START

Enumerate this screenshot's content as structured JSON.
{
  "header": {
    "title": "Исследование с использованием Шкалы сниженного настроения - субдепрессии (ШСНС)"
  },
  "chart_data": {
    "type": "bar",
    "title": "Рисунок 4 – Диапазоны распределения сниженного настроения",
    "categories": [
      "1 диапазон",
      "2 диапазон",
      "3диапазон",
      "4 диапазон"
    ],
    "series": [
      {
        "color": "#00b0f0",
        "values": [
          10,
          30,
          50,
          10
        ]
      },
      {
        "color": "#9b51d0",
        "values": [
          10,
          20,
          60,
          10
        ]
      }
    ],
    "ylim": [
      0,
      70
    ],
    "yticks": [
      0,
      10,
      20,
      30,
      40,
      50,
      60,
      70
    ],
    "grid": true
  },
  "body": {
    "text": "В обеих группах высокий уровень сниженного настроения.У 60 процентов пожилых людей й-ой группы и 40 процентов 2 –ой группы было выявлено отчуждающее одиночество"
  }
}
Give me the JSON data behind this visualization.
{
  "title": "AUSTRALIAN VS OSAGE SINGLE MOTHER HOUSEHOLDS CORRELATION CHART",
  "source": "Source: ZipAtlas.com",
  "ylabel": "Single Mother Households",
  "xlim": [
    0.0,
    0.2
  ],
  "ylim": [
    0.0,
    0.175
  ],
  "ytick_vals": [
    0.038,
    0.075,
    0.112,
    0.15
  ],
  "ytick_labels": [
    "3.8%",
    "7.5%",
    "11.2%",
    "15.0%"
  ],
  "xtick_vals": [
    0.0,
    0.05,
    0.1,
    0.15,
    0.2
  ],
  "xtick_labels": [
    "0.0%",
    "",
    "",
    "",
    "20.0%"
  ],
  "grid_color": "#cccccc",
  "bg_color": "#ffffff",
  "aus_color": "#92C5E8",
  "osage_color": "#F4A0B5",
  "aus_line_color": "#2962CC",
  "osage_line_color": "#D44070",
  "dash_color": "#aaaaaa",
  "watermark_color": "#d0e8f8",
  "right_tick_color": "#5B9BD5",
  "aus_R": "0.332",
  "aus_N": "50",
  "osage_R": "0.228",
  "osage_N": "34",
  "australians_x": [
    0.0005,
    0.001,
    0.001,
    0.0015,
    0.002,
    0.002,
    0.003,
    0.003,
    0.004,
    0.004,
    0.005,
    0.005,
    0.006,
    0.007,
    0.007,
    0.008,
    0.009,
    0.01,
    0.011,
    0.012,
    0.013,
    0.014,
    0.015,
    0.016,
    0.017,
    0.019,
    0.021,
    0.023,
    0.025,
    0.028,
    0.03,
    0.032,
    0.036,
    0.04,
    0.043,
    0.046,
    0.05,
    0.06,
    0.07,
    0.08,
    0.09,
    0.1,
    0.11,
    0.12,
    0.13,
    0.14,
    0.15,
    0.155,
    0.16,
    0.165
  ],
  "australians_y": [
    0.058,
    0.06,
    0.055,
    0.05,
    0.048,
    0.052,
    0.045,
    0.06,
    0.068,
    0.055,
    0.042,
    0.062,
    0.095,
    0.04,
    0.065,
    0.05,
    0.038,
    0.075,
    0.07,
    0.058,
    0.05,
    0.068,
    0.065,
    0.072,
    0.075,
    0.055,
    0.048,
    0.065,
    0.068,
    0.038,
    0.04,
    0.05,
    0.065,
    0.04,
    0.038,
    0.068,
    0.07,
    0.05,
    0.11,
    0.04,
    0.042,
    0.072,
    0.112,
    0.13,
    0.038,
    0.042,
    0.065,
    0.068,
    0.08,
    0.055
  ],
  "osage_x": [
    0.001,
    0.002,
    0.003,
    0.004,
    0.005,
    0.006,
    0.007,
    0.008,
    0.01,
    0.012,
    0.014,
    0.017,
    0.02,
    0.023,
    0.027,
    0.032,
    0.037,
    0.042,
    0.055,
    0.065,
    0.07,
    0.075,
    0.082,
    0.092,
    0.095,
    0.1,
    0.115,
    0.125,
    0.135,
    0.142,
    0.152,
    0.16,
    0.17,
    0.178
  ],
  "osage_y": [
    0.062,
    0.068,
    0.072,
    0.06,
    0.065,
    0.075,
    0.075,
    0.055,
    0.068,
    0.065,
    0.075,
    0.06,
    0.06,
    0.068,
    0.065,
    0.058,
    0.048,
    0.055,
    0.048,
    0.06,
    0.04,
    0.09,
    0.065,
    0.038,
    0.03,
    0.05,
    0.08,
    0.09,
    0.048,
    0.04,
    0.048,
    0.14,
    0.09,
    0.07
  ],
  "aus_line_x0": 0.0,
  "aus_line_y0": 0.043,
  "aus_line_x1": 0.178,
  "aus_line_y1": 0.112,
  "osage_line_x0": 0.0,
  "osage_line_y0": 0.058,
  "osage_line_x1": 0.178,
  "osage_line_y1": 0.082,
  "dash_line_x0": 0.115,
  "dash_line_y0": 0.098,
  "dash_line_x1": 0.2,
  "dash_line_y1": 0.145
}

END

Copy each line of the data above without altering a single character.

Enumerate this screenshot's content as structured JSON.
{
  "header": {
    "title": "Исследование с использованием Шкалы сниженного настроения - субдепрессии (ШСНС)"
  },
  "chart_data": {
    "type": "bar",
    "title": "Рисунок 4 – Диапазоны распределения сниженного настроения",
    "categories": [
      "1 диапазон",
      "2 диапазон",
      "3диапазон",
      "4 диапазон"
    ],
    "series": [
      {
        "color": "#00b0f0",
        "values": [
          10,
          30,
          50,
          10
        ]
      },
      {
        "color": "#9b51d0",
        "values": [
          10,
          20,
          60,
          10
        ]
      }
    ],
    "ylim": [
      0,
      70
    ],
    "yticks": [
      0,
      10,
      20,
      30,
      40,
      50,
      60,
      70
    ],
    "grid": true
  },
  "body": {
    "text": "В обеих группах высокий уровень сниженного настроения.У 60 процентов пожилых людей й-ой группы и 40 процентов 2 –ой группы было выявлено отчуждающее одиночество"
  }
}
Give me the JSON data behind this visualization.
{
  "title": "AUSTRALIAN VS OSAGE SINGLE MOTHER HOUSEHOLDS CORRELATION CHART",
  "source": "Source: ZipAtlas.com",
  "ylabel": "Single Mother Households",
  "xlim": [
    0.0,
    0.2
  ],
  "ylim": [
    0.0,
    0.175
  ],
  "ytick_vals": [
    0.038,
    0.075,
    0.112,
    0.15
  ],
  "ytick_labels": [
    "3.8%",
    "7.5%",
    "11.2%",
    "15.0%"
  ],
  "xtick_vals": [
    0.0,
    0.05,
    0.1,
    0.15,
    0.2
  ],
  "xtick_labels": [
    "0.0%",
    "",
    "",
    "",
    "20.0%"
  ],
  "grid_color": "#cccccc",
  "bg_color": "#ffffff",
  "aus_color": "#92C5E8",
  "osage_color": "#F4A0B5",
  "aus_line_color": "#2962CC",
  "osage_line_color": "#D44070",
  "dash_color": "#aaaaaa",
  "watermark_color": "#d0e8f8",
  "right_tick_color": "#5B9BD5",
  "aus_R": "0.332",
  "aus_N": "50",
  "osage_R": "0.228",
  "osage_N": "34",
  "australians_x": [
    0.0005,
    0.001,
    0.001,
    0.0015,
    0.002,
    0.002,
    0.003,
    0.003,
    0.004,
    0.004,
    0.005,
    0.005,
    0.006,
    0.007,
    0.007,
    0.008,
    0.009,
    0.01,
    0.011,
    0.012,
    0.013,
    0.014,
    0.015,
    0.016,
    0.017,
    0.019,
    0.021,
    0.023,
    0.025,
    0.028,
    0.03,
    0.032,
    0.036,
    0.04,
    0.043,
    0.046,
    0.05,
    0.06,
    0.07,
    0.08,
    0.09,
    0.1,
    0.11,
    0.12,
    0.13,
    0.14,
    0.15,
    0.155,
    0.16,
    0.165
  ],
  "australians_y": [
    0.058,
    0.06,
    0.055,
    0.05,
    0.048,
    0.052,
    0.045,
    0.06,
    0.068,
    0.055,
    0.042,
    0.062,
    0.095,
    0.04,
    0.065,
    0.05,
    0.038,
    0.075,
    0.07,
    0.058,
    0.05,
    0.068,
    0.065,
    0.072,
    0.075,
    0.055,
    0.048,
    0.065,
    0.068,
    0.038,
    0.04,
    0.05,
    0.065,
    0.04,
    0.038,
    0.068,
    0.07,
    0.05,
    0.11,
    0.04,
    0.042,
    0.072,
    0.112,
    0.13,
    0.038,
    0.042,
    0.065,
    0.068,
    0.08,
    0.055
  ],
  "osage_x": [
    0.001,
    0.002,
    0.003,
    0.004,
    0.005,
    0.006,
    0.007,
    0.008,
    0.01,
    0.012,
    0.014,
    0.017,
    0.02,
    0.023,
    0.027,
    0.032,
    0.037,
    0.042,
    0.055,
    0.065,
    0.07,
    0.075,
    0.082,
    0.092,
    0.095,
    0.1,
    0.115,
    0.125,
    0.135,
    0.142,
    0.152,
    0.16,
    0.17,
    0.178
  ],
  "osage_y": [
    0.062,
    0.068,
    0.072,
    0.06,
    0.065,
    0.075,
    0.075,
    0.055,
    0.068,
    0.065,
    0.075,
    0.06,
    0.06,
    0.068,
    0.065,
    0.058,
    0.048,
    0.055,
    0.048,
    0.06,
    0.04,
    0.09,
    0.065,
    0.038,
    0.03,
    0.05,
    0.08,
    0.09,
    0.048,
    0.04,
    0.048,
    0.14,
    0.09,
    0.07
  ],
  "aus_line_x0": 0.0,
  "aus_line_y0": 0.043,
  "aus_line_x1": 0.178,
  "aus_line_y1": 0.112,
  "osage_line_x0": 0.0,
  "osage_line_y0": 0.058,
  "osage_line_x1": 0.178,
  "osage_line_y1": 0.082,
  "dash_line_x0": 0.115,
  "dash_line_y0": 0.098,
  "dash_line_x1": 0.2,
  "dash_line_y1": 0.145
}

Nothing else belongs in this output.